# TASK INSTRUCTIONS
Reproduce every one of the following lines word for word, keeping their order.

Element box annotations
┄┄┄┄┄┄┄┄┄┄

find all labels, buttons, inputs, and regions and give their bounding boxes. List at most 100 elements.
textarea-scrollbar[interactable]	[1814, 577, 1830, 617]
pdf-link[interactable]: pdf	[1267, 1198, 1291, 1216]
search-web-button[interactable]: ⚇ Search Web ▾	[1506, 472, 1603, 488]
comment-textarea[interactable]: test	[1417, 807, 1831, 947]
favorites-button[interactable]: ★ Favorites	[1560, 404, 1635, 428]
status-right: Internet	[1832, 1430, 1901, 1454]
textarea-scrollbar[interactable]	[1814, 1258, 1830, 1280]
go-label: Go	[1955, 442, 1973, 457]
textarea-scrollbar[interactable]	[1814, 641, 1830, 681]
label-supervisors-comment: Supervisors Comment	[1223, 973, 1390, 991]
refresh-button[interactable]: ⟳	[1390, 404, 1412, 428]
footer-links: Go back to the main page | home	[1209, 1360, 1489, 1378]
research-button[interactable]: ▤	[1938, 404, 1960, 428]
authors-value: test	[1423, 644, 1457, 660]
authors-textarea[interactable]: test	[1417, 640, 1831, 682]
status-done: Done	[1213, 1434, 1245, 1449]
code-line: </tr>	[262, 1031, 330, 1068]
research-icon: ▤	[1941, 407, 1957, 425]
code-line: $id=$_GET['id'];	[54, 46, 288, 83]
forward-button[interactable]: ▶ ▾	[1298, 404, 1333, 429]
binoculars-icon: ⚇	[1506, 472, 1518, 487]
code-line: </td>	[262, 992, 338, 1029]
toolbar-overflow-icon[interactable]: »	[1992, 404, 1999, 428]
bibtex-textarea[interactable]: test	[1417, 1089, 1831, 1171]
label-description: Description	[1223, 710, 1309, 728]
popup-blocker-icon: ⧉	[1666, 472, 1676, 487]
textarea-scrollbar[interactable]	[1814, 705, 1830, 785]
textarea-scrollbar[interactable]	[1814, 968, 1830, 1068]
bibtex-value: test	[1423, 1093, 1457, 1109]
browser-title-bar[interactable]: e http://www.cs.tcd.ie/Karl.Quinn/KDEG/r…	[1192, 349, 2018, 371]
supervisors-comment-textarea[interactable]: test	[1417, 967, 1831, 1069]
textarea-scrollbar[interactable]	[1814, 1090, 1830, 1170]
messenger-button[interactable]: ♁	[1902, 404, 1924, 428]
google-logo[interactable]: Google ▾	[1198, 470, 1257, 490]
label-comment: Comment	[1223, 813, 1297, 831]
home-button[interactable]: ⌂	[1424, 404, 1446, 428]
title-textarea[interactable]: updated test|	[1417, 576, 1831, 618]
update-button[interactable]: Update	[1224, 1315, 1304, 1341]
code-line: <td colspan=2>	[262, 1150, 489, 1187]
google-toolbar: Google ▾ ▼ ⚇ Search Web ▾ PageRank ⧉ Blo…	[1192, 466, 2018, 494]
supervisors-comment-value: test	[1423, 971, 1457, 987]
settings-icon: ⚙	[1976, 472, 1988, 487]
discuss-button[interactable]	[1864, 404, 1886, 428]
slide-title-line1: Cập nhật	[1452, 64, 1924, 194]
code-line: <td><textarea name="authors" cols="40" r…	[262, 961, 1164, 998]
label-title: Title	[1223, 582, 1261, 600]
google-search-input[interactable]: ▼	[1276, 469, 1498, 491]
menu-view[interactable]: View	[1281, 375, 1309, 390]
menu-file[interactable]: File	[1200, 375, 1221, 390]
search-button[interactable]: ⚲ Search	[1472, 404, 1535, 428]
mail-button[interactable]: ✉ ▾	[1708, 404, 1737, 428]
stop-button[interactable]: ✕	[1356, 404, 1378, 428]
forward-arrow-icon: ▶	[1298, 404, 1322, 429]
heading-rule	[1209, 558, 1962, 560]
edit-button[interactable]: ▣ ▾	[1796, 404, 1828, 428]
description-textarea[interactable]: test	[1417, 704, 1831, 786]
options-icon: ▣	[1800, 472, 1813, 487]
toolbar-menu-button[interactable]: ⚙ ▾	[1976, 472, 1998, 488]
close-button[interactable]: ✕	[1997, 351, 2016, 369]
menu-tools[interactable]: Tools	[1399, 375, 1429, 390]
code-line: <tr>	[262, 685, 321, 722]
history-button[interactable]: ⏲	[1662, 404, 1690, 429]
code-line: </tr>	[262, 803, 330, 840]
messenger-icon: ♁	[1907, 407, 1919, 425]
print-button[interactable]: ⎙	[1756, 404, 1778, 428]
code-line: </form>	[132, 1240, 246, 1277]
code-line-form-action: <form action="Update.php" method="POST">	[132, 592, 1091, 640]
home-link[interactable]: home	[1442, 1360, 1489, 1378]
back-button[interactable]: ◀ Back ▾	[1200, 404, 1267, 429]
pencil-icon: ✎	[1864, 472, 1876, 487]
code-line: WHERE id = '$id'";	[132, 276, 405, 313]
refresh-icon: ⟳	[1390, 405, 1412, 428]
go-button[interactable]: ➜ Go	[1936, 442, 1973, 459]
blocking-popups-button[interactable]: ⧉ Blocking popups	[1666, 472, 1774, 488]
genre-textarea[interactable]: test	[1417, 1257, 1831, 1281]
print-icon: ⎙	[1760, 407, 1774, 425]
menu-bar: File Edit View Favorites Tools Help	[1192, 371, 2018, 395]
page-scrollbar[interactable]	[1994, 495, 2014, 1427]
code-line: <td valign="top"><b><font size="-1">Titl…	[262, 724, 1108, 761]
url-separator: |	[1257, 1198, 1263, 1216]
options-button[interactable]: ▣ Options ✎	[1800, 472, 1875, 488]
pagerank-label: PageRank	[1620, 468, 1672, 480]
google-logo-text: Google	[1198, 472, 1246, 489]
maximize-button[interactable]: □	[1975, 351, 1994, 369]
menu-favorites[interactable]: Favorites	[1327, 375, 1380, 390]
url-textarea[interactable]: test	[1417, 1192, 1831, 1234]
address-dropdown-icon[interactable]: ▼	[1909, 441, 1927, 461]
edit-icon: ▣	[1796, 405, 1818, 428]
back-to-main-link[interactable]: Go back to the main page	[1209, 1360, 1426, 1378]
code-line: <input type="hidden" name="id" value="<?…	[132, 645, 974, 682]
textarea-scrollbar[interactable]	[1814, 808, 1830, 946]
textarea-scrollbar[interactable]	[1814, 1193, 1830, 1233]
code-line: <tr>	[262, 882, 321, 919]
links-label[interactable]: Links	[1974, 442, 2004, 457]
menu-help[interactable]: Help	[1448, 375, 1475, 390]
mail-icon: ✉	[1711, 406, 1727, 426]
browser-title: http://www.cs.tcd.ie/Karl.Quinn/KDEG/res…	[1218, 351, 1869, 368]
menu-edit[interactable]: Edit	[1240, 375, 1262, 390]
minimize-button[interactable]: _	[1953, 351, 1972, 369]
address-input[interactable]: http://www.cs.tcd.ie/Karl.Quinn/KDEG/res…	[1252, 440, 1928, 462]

┄┄┄┄┄┄┄┄┄┄

# OUTPUT BELOW
find all labels, buttons, inputs, and regions and give their bounding boxes. List at most 100 elements.
textarea-scrollbar[interactable]	[1814, 577, 1830, 617]
pdf-link[interactable]: pdf	[1267, 1198, 1291, 1216]
search-web-button[interactable]: ⚇ Search Web ▾	[1506, 472, 1603, 488]
comment-textarea[interactable]: test	[1417, 807, 1831, 947]
favorites-button[interactable]: ★ Favorites	[1560, 404, 1635, 428]
status-right: Internet	[1832, 1430, 1901, 1454]
textarea-scrollbar[interactable]	[1814, 1258, 1830, 1280]
go-label: Go	[1955, 442, 1973, 457]
textarea-scrollbar[interactable]	[1814, 641, 1830, 681]
label-supervisors-comment: Supervisors Comment	[1223, 973, 1390, 991]
refresh-button[interactable]: ⟳	[1390, 404, 1412, 428]
footer-links: Go back to the main page | home	[1209, 1360, 1489, 1378]
research-button[interactable]: ▤	[1938, 404, 1960, 428]
authors-value: test	[1423, 644, 1457, 660]
authors-textarea[interactable]: test	[1417, 640, 1831, 682]
status-done: Done	[1213, 1434, 1245, 1449]
code-line: </tr>	[262, 1031, 330, 1068]
research-icon: ▤	[1941, 407, 1957, 425]
code-line: $id=$_GET['id'];	[54, 46, 288, 83]
forward-button[interactable]: ▶ ▾	[1298, 404, 1333, 429]
binoculars-icon: ⚇	[1506, 472, 1518, 487]
code-line: </td>	[262, 992, 338, 1029]
toolbar-overflow-icon[interactable]: »	[1992, 404, 1999, 428]
bibtex-textarea[interactable]: test	[1417, 1089, 1831, 1171]
label-description: Description	[1223, 710, 1309, 728]
popup-blocker-icon: ⧉	[1666, 472, 1676, 487]
textarea-scrollbar[interactable]	[1814, 705, 1830, 785]
textarea-scrollbar[interactable]	[1814, 968, 1830, 1068]
bibtex-value: test	[1423, 1093, 1457, 1109]
browser-title-bar[interactable]: e http://www.cs.tcd.ie/Karl.Quinn/KDEG/r…	[1192, 349, 2018, 371]
supervisors-comment-textarea[interactable]: test	[1417, 967, 1831, 1069]
textarea-scrollbar[interactable]	[1814, 1090, 1830, 1170]
messenger-button[interactable]: ♁	[1902, 404, 1924, 428]
google-logo[interactable]: Google ▾	[1198, 470, 1257, 490]
label-comment: Comment	[1223, 813, 1297, 831]
home-button[interactable]: ⌂	[1424, 404, 1446, 428]
title-textarea[interactable]: updated test|	[1417, 576, 1831, 618]
update-button[interactable]: Update	[1224, 1315, 1304, 1341]
code-line: <td colspan=2>	[262, 1150, 489, 1187]
google-toolbar: Google ▾ ▼ ⚇ Search Web ▾ PageRank ⧉ Blo…	[1192, 466, 2018, 494]
supervisors-comment-value: test	[1423, 971, 1457, 987]
settings-icon: ⚙	[1976, 472, 1988, 487]
discuss-button[interactable]	[1864, 404, 1886, 428]
slide-title-line1: Cập nhật	[1452, 64, 1924, 194]
code-line: <td><textarea name="authors" cols="40" r…	[262, 961, 1164, 998]
label-title: Title	[1223, 582, 1261, 600]
google-search-input[interactable]: ▼	[1276, 469, 1498, 491]
menu-view[interactable]: View	[1281, 375, 1309, 390]
menu-file[interactable]: File	[1200, 375, 1221, 390]
search-button[interactable]: ⚲ Search	[1472, 404, 1535, 428]
mail-button[interactable]: ✉ ▾	[1708, 404, 1737, 428]
stop-button[interactable]: ✕	[1356, 404, 1378, 428]
forward-arrow-icon: ▶	[1298, 404, 1322, 429]
heading-rule	[1209, 558, 1962, 560]
edit-button[interactable]: ▣ ▾	[1796, 404, 1828, 428]
description-textarea[interactable]: test	[1417, 704, 1831, 786]
options-icon: ▣	[1800, 472, 1813, 487]
toolbar-menu-button[interactable]: ⚙ ▾	[1976, 472, 1998, 488]
close-button[interactable]: ✕	[1997, 351, 2016, 369]
menu-tools[interactable]: Tools	[1399, 375, 1429, 390]
code-line: <tr>	[262, 685, 321, 722]
history-button[interactable]: ⏲	[1662, 404, 1690, 429]
code-line: </tr>	[262, 803, 330, 840]
messenger-icon: ♁	[1907, 407, 1919, 425]
print-button[interactable]: ⎙	[1756, 404, 1778, 428]
code-line: </form>	[132, 1240, 246, 1277]
code-line-form-action: <form action="Update.php" method="POST">	[132, 592, 1091, 640]
home-link[interactable]: home	[1442, 1360, 1489, 1378]
back-button[interactable]: ◀ Back ▾	[1200, 404, 1267, 429]
pencil-icon: ✎	[1864, 472, 1876, 487]
code-line: WHERE id = '$id'";	[132, 276, 405, 313]
refresh-icon: ⟳	[1390, 405, 1412, 428]
go-button[interactable]: ➜ Go	[1936, 442, 1973, 459]
blocking-popups-button[interactable]: ⧉ Blocking popups	[1666, 472, 1774, 488]
genre-textarea[interactable]: test	[1417, 1257, 1831, 1281]
print-icon: ⎙	[1760, 407, 1774, 425]
menu-bar: File Edit View Favorites Tools Help	[1192, 371, 2018, 395]
page-scrollbar[interactable]	[1994, 495, 2014, 1427]
code-line: <td valign="top"><b><font size="-1">Titl…	[262, 724, 1108, 761]
url-separator: |	[1257, 1198, 1263, 1216]
options-button[interactable]: ▣ Options ✎	[1800, 472, 1875, 488]
pagerank-label: PageRank	[1620, 468, 1672, 480]
google-logo-text: Google	[1198, 472, 1246, 489]
maximize-button[interactable]: □	[1975, 351, 1994, 369]
menu-favorites[interactable]: Favorites	[1327, 375, 1380, 390]
url-textarea[interactable]: test	[1417, 1192, 1831, 1234]
address-dropdown-icon[interactable]: ▼	[1909, 441, 1927, 461]
edit-icon: ▣	[1796, 405, 1818, 428]
back-to-main-link[interactable]: Go back to the main page	[1209, 1360, 1426, 1378]
code-line: <input type="hidden" name="id" value="<?…	[132, 645, 974, 682]
textarea-scrollbar[interactable]	[1814, 808, 1830, 946]
textarea-scrollbar[interactable]	[1814, 1193, 1830, 1233]
code-line: <tr>	[262, 882, 321, 919]
links-label[interactable]: Links	[1974, 442, 2004, 457]
menu-help[interactable]: Help	[1448, 375, 1475, 390]
mail-icon: ✉	[1711, 406, 1727, 426]
browser-title: http://www.cs.tcd.ie/Karl.Quinn/KDEG/res…	[1218, 351, 1869, 368]
menu-edit[interactable]: Edit	[1240, 375, 1262, 390]
minimize-button[interactable]: _	[1953, 351, 1972, 369]
address-input[interactable]: http://www.cs.tcd.ie/Karl.Quinn/KDEG/res…	[1252, 440, 1928, 462]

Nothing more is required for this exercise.